╭─ WORKING DATA
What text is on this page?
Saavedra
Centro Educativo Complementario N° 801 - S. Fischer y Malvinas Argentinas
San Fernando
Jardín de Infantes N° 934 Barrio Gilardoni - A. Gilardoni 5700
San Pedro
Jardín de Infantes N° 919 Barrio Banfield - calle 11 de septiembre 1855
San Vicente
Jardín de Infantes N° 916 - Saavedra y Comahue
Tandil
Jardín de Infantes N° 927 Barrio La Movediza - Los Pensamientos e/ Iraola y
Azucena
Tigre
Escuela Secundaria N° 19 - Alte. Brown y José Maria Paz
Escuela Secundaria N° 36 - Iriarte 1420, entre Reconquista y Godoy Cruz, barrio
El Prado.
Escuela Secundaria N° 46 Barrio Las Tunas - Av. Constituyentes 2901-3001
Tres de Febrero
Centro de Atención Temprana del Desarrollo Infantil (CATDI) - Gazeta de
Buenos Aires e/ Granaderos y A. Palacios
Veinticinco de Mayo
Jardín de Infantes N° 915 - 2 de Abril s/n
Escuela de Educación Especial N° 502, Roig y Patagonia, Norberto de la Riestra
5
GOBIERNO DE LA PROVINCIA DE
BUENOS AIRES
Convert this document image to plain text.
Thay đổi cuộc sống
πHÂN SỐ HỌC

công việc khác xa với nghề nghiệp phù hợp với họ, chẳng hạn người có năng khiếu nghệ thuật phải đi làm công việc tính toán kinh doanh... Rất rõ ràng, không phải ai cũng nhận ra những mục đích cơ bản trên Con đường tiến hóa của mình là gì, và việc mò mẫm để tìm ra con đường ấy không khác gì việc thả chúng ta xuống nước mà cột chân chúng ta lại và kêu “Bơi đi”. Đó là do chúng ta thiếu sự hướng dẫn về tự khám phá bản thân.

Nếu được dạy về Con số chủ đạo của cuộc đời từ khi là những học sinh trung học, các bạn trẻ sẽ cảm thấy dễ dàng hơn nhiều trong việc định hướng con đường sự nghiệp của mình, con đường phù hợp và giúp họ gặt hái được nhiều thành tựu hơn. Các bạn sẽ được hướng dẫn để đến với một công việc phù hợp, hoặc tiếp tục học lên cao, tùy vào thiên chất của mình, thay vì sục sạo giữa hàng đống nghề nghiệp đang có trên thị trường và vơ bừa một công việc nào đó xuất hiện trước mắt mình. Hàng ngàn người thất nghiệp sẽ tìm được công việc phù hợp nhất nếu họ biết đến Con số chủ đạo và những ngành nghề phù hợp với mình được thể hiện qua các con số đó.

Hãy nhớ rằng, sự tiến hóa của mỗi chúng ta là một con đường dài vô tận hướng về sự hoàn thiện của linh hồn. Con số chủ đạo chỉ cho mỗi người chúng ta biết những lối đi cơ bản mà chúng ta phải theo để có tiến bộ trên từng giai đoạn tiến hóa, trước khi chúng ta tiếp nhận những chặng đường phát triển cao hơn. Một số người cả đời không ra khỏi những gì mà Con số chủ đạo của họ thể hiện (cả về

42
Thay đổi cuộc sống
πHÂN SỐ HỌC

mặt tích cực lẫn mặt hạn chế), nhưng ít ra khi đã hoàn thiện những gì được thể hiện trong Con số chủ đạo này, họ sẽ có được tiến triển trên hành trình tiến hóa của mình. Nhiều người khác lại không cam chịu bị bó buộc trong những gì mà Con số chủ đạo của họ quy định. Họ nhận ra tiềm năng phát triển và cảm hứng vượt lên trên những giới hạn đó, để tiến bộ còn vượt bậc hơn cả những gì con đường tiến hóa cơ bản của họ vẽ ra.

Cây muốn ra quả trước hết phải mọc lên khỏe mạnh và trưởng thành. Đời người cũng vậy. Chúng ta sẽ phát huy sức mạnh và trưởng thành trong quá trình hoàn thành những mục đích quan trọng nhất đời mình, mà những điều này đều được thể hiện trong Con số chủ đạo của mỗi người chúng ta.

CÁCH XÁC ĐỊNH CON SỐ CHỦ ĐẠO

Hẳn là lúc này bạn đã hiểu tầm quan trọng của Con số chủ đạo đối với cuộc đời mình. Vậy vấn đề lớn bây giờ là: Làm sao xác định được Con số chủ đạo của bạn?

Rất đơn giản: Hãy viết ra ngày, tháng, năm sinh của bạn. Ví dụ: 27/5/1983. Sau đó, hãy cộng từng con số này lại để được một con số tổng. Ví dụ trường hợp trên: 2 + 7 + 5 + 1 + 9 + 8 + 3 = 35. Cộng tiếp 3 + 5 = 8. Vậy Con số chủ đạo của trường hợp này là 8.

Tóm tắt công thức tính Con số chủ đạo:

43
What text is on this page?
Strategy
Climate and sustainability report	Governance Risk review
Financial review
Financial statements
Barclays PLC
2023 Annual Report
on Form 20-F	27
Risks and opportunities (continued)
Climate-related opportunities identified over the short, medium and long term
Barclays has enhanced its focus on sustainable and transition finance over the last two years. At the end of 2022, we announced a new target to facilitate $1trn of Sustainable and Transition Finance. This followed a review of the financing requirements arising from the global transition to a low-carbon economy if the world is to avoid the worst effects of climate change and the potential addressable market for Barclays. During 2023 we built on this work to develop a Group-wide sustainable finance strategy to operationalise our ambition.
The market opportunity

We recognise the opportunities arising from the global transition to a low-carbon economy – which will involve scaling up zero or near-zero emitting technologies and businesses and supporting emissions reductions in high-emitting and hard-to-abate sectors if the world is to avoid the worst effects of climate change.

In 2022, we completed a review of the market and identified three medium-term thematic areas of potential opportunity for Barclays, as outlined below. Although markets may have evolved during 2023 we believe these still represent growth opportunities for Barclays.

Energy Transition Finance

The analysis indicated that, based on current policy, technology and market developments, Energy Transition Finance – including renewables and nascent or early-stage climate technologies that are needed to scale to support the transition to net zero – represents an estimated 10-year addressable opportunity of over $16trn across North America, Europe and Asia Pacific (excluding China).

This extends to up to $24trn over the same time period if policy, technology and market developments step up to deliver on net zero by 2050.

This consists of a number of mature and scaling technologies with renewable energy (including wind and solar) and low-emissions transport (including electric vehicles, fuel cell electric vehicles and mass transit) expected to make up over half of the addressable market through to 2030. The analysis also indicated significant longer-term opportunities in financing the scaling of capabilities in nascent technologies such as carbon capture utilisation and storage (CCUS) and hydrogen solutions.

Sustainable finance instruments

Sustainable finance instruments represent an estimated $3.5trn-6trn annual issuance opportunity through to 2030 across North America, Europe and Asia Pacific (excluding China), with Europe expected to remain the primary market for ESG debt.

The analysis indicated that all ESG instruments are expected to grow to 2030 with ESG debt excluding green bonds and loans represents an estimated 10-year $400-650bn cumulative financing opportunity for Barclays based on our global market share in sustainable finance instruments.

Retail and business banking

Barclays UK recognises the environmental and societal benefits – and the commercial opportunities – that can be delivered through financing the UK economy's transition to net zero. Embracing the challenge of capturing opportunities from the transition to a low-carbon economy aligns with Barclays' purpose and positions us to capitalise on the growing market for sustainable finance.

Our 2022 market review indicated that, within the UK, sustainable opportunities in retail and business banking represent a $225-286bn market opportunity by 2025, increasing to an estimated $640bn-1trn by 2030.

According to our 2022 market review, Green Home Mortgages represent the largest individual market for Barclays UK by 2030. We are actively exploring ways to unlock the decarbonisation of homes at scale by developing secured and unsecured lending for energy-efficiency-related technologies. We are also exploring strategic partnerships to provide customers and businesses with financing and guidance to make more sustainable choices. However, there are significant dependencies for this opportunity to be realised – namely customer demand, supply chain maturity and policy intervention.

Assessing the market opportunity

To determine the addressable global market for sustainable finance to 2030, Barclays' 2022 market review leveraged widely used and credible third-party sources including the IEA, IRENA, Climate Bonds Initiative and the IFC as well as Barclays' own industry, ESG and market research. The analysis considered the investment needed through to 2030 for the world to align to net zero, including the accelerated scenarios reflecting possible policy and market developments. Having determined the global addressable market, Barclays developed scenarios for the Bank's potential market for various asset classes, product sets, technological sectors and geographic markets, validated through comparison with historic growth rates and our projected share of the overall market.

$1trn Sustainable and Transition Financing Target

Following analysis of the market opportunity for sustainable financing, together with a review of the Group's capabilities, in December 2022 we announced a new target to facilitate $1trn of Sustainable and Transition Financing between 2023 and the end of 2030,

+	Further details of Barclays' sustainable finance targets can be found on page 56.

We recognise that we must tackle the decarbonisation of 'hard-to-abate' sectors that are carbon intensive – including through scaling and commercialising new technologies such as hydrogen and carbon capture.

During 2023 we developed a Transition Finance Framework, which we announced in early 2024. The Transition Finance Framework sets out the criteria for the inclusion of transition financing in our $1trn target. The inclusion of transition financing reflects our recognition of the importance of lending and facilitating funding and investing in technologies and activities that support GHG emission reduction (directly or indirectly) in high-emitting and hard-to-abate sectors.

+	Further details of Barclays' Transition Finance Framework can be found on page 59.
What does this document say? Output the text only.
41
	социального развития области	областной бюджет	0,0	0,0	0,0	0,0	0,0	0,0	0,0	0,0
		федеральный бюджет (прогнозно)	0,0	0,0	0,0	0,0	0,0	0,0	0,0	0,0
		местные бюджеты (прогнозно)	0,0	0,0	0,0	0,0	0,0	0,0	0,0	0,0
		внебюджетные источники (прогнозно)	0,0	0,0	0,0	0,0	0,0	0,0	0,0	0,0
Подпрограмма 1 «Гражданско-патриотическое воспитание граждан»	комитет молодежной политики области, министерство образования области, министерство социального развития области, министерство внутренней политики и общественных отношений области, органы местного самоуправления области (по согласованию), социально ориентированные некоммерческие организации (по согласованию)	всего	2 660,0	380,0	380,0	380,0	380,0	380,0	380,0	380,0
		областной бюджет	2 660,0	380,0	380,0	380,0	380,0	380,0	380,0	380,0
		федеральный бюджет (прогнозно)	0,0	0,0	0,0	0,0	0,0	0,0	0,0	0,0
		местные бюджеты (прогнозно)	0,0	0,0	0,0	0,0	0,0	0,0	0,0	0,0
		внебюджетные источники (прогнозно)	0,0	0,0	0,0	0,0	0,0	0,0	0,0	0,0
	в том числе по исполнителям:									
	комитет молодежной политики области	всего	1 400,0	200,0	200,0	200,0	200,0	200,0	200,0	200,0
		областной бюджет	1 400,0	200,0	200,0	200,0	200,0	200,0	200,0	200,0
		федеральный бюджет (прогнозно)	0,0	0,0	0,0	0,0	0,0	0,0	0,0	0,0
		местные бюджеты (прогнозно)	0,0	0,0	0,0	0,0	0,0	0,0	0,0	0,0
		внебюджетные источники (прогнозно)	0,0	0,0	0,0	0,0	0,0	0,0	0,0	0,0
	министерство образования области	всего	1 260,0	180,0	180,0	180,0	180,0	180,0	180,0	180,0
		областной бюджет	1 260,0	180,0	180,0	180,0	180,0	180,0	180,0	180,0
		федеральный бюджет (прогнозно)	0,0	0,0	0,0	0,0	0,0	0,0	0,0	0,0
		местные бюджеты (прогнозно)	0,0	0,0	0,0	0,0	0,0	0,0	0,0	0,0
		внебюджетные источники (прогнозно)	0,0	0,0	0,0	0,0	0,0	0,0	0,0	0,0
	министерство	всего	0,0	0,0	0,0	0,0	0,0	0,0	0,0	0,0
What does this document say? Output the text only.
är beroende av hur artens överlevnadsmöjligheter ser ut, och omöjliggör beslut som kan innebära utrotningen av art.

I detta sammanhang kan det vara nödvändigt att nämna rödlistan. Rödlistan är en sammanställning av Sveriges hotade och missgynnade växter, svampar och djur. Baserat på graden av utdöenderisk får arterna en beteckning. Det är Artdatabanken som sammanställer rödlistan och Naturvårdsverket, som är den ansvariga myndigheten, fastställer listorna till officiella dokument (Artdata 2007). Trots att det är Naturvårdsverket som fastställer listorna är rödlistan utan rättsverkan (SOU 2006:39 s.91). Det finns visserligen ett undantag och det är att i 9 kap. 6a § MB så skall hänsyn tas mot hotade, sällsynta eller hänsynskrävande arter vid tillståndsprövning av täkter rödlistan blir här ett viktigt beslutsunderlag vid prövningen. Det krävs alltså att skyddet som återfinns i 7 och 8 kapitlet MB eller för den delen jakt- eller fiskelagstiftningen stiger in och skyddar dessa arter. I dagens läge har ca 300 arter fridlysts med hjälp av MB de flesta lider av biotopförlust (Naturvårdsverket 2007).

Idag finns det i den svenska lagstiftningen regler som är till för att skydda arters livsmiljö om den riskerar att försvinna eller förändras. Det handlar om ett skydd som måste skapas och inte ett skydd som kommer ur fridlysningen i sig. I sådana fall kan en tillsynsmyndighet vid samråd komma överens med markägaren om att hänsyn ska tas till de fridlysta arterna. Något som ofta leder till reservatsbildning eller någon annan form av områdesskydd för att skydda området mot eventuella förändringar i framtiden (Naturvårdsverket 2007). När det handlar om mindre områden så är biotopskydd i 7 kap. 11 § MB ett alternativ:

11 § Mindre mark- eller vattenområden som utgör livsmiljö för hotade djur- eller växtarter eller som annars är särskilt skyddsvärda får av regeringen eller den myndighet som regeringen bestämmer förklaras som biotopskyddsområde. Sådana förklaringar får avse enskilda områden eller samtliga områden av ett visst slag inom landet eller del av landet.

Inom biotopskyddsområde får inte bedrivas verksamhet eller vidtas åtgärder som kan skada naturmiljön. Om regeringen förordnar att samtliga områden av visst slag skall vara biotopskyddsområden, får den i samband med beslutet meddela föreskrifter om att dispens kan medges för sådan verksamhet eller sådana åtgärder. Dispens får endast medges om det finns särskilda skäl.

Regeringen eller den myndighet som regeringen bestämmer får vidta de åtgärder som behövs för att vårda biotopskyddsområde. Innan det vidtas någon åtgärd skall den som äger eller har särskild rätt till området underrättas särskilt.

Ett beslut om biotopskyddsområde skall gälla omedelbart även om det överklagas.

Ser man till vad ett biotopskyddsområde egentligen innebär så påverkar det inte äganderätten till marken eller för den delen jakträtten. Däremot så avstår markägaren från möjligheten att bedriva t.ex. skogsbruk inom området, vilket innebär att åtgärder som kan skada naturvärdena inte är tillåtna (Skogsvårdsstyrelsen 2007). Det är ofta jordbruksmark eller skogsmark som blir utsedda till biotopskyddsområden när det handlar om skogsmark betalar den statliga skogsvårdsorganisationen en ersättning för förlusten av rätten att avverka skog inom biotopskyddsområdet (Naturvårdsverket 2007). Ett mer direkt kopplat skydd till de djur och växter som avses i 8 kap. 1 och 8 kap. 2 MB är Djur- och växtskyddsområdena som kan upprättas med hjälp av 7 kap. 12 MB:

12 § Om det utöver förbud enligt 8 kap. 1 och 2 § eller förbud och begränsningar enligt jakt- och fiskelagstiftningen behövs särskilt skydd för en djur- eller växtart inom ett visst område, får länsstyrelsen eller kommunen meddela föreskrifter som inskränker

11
╰─
WHAT NEEDS TO BE DONE.
Your answer should be a single number: the count of lines in the material above that contain "Financial".

RESULT.
2